▶ **To do**:
Report each line below that carries the word "Clinical".

——

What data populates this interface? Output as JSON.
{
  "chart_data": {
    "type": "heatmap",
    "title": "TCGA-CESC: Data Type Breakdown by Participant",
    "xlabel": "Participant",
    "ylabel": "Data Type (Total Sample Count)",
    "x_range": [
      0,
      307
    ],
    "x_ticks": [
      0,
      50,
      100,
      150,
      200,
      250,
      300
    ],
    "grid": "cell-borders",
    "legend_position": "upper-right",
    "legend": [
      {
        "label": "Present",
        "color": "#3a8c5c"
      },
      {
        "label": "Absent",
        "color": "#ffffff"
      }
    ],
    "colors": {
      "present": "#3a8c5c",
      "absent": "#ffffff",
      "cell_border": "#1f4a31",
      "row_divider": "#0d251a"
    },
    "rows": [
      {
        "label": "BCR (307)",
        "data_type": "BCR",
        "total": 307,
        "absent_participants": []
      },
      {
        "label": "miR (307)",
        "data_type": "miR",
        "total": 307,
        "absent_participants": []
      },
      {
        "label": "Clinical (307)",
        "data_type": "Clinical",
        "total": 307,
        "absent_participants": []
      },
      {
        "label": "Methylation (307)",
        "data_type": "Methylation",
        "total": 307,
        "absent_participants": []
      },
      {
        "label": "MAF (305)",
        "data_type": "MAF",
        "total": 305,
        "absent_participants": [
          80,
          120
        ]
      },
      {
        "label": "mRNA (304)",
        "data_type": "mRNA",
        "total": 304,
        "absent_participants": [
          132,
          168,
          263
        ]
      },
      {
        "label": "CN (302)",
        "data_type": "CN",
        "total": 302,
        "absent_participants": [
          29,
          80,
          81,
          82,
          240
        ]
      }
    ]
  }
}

——

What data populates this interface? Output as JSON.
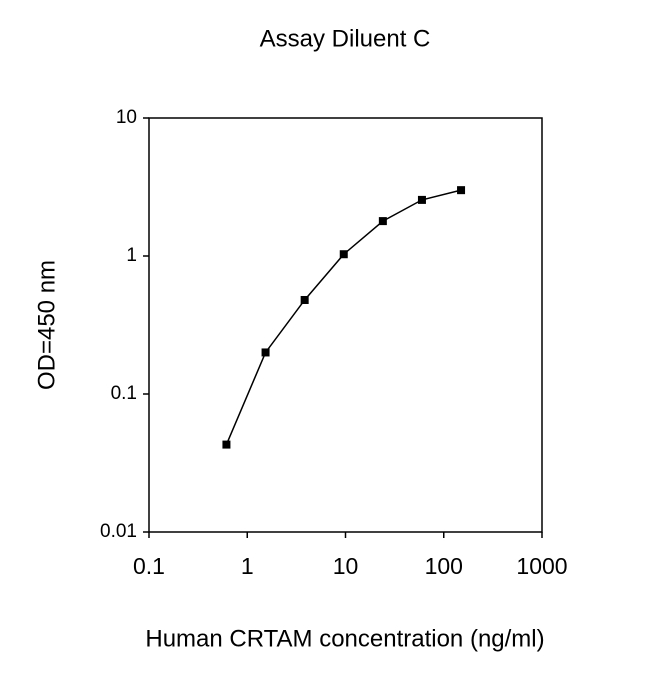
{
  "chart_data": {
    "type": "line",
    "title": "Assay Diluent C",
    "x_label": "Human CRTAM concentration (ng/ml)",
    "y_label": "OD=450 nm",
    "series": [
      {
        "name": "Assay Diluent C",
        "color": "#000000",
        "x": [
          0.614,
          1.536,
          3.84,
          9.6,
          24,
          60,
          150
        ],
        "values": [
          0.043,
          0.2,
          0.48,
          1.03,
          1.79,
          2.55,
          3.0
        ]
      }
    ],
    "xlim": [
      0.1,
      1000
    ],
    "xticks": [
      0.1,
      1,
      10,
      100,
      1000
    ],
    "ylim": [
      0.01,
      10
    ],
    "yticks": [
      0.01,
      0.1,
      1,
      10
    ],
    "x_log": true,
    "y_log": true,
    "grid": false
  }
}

——

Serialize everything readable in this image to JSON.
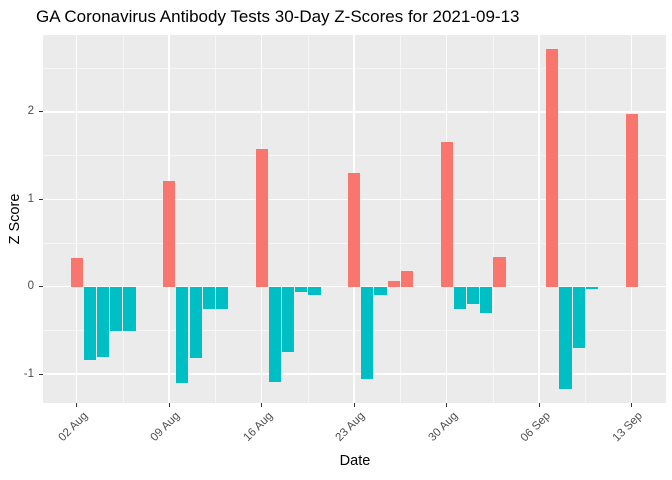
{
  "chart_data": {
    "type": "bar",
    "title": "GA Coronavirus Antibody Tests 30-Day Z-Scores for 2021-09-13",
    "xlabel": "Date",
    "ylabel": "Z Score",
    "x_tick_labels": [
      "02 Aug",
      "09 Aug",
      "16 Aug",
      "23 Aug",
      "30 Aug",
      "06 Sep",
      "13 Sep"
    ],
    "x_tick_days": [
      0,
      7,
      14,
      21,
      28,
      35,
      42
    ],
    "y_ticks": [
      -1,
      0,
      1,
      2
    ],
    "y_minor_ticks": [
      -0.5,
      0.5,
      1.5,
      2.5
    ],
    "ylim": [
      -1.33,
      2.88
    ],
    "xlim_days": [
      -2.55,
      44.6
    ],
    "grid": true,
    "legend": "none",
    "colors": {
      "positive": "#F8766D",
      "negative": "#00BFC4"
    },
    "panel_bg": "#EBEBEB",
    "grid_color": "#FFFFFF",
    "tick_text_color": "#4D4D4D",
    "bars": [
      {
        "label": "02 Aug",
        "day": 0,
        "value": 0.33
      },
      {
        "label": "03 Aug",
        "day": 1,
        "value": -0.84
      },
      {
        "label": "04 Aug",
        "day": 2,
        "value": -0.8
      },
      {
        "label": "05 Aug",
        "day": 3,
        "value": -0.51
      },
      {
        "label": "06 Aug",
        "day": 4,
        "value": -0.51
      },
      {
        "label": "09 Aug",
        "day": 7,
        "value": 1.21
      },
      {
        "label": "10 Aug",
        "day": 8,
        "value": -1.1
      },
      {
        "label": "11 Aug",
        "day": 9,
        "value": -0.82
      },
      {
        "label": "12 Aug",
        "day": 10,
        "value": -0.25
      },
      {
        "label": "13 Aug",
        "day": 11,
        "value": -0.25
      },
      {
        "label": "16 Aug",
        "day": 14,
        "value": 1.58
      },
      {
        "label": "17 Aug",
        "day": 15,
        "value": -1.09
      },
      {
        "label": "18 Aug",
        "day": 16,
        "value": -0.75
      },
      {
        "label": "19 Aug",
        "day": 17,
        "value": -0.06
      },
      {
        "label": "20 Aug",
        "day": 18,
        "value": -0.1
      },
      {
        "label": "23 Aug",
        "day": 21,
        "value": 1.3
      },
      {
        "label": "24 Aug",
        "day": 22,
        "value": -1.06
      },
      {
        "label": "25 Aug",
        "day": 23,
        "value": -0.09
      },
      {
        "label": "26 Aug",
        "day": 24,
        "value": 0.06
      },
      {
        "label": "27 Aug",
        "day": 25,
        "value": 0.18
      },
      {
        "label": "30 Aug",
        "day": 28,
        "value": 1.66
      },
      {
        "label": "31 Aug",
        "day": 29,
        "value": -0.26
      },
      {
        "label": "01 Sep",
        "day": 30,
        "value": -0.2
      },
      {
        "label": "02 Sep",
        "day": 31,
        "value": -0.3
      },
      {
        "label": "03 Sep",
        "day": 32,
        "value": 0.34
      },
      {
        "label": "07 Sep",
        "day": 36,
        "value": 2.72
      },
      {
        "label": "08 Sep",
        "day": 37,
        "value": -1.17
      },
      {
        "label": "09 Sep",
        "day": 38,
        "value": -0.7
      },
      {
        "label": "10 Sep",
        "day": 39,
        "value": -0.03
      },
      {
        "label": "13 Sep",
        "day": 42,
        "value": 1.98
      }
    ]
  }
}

——

▶ **Task output**:
        "label": "Clinical (307)",
        "data_type": "Clinical",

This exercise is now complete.